Soyamaloside C (3) was isolated as a white amorphous powder, which exhibited negative optical rotation {[α] 25D −85.7° (MeOH)}. Its molecular formula was revealed to be C23H32O16 by positive HRESI-TOF-MS analysis (m/z 587.1589 [M + Na]+, calcd for C23H32O16 Na, 587.1583). The IR spectrum absorption bands indicated the presence of an ester carbonyl (1725 cm−1), an unsaturated ketone (1642 cm−1), and an O-glycosidic linkage (1062 cm−1). The 1H-NMR (DMSO-d 6), 13C-NMR (Table 1) and various 2D-NMR experiments, and references [8, 16], suggested that 3 possessed the same moiety as known compound 4, maltol 3-O-β-d-apiofuranosyl(1→2)-β-d-glucopyranosyl [δ 2.23 (3H, s, 2-CH3), 5.05 (1H, d, J = 7.0 Hz, H-1′), 5.31 (1H, br. s, H-1′′), 6.32 (1H, d, J = 5.5 Hz, H-5), 8.02 (1H, d, J = 5.5 Hz, H-6)]. In addition, the result of acid hydrolysis further validated the presence of d-glucose and d-apiose [14, 15]. Furthermore, there was a 3-hydroxy-3-methylglutaric acid functional group [δH: 1.15 (3H, s, 3′′′-CH3), 2.30, 2.35 (1H each, both d, J = 16.0 Hz, H2-4′′′), 2.41, 2.51 (1H each, both d, J = 14.0 Hz, H2-2′′′); δC: 27.2 (3′′′-CH3), 45.7 (C-2′′′), 45.8 (C-4′′′), 68.8 (C-3′′′), 170.2 (C-1′′′), 172.9 (C-5′′′)] in 3. In the HMBC experiment, a long-range correlation between δH [4.00 (1H, dd, J = 6.0, 11.5 Hz), 4.23 (1H, br. d, ca. J = 12 Hz), H2-6′] and δC 170.2 (C-1′′′) was observed. Consequently, the structure of soyamaloside C (3) was identified to be as shown in Fig. 1.
Antimycin A is known to bind to cytochrome C reductase, thereby inhibiting the oxidation of ubiquinol in the electron transport chain of oxidative phosphorylation, causing the inhibition of mitochondrial electron transport [17].

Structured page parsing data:

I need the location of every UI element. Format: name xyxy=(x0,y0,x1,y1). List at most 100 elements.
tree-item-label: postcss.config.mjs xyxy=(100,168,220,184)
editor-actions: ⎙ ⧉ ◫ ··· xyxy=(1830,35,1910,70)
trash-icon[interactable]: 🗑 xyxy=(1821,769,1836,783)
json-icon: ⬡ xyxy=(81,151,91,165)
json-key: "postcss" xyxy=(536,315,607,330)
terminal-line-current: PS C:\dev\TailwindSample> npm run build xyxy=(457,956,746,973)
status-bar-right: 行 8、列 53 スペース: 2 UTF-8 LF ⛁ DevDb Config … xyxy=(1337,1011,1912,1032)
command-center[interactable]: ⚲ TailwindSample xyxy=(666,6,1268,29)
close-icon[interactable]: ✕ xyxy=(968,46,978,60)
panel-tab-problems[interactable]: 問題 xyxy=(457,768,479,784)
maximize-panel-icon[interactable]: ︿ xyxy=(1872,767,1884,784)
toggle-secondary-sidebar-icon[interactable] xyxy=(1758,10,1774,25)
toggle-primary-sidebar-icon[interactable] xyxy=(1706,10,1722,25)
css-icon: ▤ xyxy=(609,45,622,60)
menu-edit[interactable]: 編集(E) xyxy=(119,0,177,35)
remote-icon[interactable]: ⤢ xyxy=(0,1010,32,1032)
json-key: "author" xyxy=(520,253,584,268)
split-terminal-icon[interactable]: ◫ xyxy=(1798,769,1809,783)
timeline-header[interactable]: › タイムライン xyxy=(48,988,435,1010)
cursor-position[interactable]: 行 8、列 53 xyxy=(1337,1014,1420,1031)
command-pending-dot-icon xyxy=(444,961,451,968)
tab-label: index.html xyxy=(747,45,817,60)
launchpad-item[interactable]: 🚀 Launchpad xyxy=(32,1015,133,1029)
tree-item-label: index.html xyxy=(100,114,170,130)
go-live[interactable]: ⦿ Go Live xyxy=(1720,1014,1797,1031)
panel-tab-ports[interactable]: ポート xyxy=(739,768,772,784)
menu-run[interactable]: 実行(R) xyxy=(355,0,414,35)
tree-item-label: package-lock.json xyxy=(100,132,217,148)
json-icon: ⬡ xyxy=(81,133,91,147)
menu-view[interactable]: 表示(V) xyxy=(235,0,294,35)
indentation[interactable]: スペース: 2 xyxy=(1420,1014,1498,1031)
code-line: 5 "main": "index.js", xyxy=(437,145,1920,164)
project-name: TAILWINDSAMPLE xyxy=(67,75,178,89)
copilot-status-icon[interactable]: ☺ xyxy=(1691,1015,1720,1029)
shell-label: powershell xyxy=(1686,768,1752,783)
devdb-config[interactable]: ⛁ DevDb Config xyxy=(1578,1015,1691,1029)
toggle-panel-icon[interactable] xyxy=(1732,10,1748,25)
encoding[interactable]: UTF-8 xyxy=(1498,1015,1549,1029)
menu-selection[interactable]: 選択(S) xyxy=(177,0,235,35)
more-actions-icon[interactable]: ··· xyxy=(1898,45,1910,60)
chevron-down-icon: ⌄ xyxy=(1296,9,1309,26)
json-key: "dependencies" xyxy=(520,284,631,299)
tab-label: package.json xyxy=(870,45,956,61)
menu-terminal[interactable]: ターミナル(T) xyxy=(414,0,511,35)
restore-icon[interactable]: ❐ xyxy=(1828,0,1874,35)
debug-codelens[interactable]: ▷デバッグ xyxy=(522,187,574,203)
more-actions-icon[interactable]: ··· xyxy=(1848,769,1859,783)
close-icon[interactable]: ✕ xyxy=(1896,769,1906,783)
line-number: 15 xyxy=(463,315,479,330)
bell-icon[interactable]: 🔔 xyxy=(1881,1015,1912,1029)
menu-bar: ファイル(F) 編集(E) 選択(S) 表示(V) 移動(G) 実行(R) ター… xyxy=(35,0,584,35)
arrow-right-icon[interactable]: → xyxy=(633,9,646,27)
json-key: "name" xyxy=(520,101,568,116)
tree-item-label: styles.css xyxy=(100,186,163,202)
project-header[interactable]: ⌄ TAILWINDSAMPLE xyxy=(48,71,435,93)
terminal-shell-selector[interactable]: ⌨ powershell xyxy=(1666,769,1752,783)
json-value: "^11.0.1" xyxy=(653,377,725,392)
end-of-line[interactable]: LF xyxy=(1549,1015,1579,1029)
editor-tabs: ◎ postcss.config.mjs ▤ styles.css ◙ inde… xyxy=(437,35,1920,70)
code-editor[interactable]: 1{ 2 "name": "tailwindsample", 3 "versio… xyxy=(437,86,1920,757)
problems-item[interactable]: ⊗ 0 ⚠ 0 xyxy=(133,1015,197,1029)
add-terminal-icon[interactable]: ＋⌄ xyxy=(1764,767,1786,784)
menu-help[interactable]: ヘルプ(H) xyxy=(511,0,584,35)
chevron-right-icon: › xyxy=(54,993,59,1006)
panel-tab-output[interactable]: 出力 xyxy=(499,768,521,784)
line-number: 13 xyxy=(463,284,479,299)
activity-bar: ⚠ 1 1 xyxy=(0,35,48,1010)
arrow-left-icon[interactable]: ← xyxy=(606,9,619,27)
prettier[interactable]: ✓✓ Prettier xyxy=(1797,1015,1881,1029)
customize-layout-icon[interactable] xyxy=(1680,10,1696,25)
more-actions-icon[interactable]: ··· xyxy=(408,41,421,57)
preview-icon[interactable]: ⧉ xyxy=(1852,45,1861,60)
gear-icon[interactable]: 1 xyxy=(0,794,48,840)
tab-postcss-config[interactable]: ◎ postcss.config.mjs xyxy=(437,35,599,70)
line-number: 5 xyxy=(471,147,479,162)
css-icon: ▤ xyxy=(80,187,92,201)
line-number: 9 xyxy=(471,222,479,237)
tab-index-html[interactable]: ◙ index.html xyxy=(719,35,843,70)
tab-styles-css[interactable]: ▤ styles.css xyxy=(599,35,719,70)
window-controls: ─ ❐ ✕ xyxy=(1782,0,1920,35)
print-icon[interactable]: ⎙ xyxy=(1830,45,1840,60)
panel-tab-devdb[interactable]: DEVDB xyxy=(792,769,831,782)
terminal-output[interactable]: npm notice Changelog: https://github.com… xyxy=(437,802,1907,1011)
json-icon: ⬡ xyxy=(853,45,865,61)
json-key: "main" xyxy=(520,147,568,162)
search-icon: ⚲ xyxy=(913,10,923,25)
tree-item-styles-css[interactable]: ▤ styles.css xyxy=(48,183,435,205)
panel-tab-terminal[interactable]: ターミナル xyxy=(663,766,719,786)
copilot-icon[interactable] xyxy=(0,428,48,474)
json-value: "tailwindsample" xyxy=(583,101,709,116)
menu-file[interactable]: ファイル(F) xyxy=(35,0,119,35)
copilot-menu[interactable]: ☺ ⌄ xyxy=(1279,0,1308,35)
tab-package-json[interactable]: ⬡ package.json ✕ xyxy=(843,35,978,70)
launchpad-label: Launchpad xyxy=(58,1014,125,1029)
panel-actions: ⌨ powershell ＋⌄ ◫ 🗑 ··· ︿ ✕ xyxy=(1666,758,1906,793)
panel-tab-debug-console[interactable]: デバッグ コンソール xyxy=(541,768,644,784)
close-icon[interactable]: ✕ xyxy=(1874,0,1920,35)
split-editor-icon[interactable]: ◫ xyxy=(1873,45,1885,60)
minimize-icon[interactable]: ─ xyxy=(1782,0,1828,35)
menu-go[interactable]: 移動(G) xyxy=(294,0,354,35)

● Task 1
In the soyamaloside C passage, which structural features does the IR spectrum indicate, and at what wavenumber does each band appear?
● Task 2
Could you return, word for word, the stretch of the soyamaloside C passage that starts at the words "Antimycin A is" and stops after "electron transport [17]."?

● Expected output 1
- Ester carbonyl: 1725 cm−1
- Unsaturated ketone: 1642 cm−1
- O-glycosidic linkage: 1062 cm−1

● Expected output 2
Antimycin A is known to bind to cytochrome C reductase, thereby inhibiting the oxidation of ubiquinol in the electron transport chain of oxidative phosphorylation, causing the inhibition of mitochondrial electron transport [17].